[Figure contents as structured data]

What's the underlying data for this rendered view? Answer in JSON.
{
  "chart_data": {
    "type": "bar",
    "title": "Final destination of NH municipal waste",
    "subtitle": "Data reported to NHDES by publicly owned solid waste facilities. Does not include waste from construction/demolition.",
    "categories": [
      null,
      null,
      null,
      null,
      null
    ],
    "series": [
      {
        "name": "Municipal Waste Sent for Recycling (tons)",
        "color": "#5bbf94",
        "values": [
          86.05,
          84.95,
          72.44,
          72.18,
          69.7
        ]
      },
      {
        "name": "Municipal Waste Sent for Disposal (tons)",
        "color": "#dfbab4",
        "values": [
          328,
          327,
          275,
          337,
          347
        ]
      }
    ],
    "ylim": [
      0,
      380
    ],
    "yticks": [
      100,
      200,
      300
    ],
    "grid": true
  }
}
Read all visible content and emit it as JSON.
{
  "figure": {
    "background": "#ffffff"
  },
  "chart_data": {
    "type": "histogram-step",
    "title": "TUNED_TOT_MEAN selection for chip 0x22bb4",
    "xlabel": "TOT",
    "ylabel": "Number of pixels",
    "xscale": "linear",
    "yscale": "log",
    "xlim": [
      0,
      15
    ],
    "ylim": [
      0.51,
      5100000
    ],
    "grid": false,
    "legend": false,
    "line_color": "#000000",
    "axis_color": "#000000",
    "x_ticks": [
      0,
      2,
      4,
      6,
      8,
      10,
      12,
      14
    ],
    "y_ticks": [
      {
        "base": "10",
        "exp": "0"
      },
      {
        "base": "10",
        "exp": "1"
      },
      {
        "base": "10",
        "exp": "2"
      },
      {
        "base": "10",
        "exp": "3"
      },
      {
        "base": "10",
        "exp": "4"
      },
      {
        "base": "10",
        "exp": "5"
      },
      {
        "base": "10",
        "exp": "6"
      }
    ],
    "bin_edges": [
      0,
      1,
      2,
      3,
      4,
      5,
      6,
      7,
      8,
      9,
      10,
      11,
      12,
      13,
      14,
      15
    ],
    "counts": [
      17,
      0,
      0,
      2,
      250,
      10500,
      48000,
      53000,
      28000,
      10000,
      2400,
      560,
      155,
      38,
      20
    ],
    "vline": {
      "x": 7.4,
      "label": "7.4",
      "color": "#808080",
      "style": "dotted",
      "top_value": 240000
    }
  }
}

**Problem details:** Which lines of the material contain the string "JSON"? List each of them.

**The answer:**
What's the underlying data for this rendered view? Answer in JSON.
Read all visible content and emit it as JSON.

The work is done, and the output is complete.